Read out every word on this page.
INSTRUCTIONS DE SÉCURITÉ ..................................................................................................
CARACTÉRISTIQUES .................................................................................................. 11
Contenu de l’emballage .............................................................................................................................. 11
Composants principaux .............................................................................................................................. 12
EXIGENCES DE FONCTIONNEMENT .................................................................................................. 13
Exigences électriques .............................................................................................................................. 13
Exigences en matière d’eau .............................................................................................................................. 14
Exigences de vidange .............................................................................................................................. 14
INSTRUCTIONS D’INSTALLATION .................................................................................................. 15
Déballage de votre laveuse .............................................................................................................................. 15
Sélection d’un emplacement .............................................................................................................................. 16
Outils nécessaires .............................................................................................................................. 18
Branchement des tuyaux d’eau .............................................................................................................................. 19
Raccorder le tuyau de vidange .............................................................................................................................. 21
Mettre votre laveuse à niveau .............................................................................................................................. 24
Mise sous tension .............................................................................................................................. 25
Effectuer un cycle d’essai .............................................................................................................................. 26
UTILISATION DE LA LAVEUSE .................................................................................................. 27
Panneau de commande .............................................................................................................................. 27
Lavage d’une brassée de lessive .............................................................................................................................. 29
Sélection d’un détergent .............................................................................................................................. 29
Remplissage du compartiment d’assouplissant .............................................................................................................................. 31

━━━━━━━━━━━━━━━━━━━━━━━━━━━━━━

● Do this
Read through the entries and copy each line in which "INSTRUCTIONS" appears.

● Result of the task
INSTRUCTIONS DE SÉCURITÉ ..................................................................................................
INSTRUCTIONS D’INSTALLATION .................................................................................................. 15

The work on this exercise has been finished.